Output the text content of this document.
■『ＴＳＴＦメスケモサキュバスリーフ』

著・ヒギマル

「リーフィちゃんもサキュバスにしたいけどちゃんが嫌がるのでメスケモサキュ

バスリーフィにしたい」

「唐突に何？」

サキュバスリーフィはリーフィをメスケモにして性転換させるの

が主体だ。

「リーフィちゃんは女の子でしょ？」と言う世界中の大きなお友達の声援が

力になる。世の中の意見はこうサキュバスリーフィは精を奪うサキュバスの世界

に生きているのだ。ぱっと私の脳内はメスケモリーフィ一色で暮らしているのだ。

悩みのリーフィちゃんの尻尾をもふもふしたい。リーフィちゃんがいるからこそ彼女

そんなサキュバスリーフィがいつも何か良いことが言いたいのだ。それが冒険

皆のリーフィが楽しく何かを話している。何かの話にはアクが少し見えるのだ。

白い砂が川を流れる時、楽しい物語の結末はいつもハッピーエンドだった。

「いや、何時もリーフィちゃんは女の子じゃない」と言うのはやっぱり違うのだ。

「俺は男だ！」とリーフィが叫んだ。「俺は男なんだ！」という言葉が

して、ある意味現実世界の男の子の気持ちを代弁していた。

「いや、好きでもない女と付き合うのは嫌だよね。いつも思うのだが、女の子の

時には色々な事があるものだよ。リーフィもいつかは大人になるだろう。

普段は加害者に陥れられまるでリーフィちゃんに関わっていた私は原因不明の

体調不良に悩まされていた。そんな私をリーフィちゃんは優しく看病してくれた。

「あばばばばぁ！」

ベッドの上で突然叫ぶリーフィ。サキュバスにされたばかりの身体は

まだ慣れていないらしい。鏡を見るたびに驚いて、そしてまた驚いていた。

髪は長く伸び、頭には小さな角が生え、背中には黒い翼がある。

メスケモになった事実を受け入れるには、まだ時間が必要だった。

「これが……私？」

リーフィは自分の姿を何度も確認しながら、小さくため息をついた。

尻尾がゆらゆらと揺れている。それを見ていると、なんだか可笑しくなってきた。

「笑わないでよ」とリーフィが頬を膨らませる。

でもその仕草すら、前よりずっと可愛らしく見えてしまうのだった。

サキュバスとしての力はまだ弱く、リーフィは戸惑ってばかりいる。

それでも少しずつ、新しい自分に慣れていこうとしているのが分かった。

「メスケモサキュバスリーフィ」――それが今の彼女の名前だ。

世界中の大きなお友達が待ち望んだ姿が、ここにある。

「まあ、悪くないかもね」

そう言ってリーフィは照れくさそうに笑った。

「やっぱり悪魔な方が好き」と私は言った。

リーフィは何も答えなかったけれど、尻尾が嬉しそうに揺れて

- - -

*Written problem*:
Please set down each line of the records exactly as given.

*Finished exercise*:
Output the text content of this document.
■『ＴＳＴＦメスケモサキュバスリーフ』

著・ヒギマル

「リーフィちゃんもサキュバスにしたいけどちゃんが嫌がるのでメスケモサキュ

バスリーフィにしたい」

「唐突に何？」

サキュバスリーフィはリーフィをメスケモにして性転換させるの

が主体だ。

「リーフィちゃんは女の子でしょ？」と言う世界中の大きなお友達の声援が

力になる。世の中の意見はこうサキュバスリーフィは精を奪うサキュバスの世界

に生きているのだ。ぱっと私の脳内はメスケモリーフィ一色で暮らしているのだ。

悩みのリーフィちゃんの尻尾をもふもふしたい。リーフィちゃんがいるからこそ彼女

そんなサキュバスリーフィがいつも何か良いことが言いたいのだ。それが冒険

皆のリーフィが楽しく何かを話している。何かの話にはアクが少し見えるのだ。

白い砂が川を流れる時、楽しい物語の結末はいつもハッピーエンドだった。

「いや、何時もリーフィちゃんは女の子じゃない」と言うのはやっぱり違うのだ。

「俺は男だ！」とリーフィが叫んだ。「俺は男なんだ！」という言葉が

して、ある意味現実世界の男の子の気持ちを代弁していた。

「いや、好きでもない女と付き合うのは嫌だよね。いつも思うのだが、女の子の

時には色々な事があるものだよ。リーフィもいつかは大人になるだろう。

普段は加害者に陥れられまるでリーフィちゃんに関わっていた私は原因不明の

体調不良に悩まされていた。そんな私をリーフィちゃんは優しく看病してくれた。

「あばばばばぁ！」

ベッドの上で突然叫ぶリーフィ。サキュバスにされたばかりの身体は

まだ慣れていないらしい。鏡を見るたびに驚いて、そしてまた驚いていた。

髪は長く伸び、頭には小さな角が生え、背中には黒い翼がある。

メスケモになった事実を受け入れるには、まだ時間が必要だった。

「これが……私？」

リーフィは自分の姿を何度も確認しながら、小さくため息をついた。

尻尾がゆらゆらと揺れている。それを見ていると、なんだか可笑しくなってきた。

「笑わないでよ」とリーフィが頬を膨らませる。

でもその仕草すら、前よりずっと可愛らしく見えてしまうのだった。

サキュバスとしての力はまだ弱く、リーフィは戸惑ってばかりいる。

それでも少しずつ、新しい自分に慣れていこうとしているのが分かった。

「メスケモサキュバスリーフィ」――それが今の彼女の名前だ。

世界中の大きなお友達が待ち望んだ姿が、ここにある。

「まあ、悪くないかもね」

そう言ってリーフィは照れくさそうに笑った。

「やっぱり悪魔な方が好き」と私は言った。

リーフィは何も答えなかったけれど、尻尾が嬉しそうに揺れて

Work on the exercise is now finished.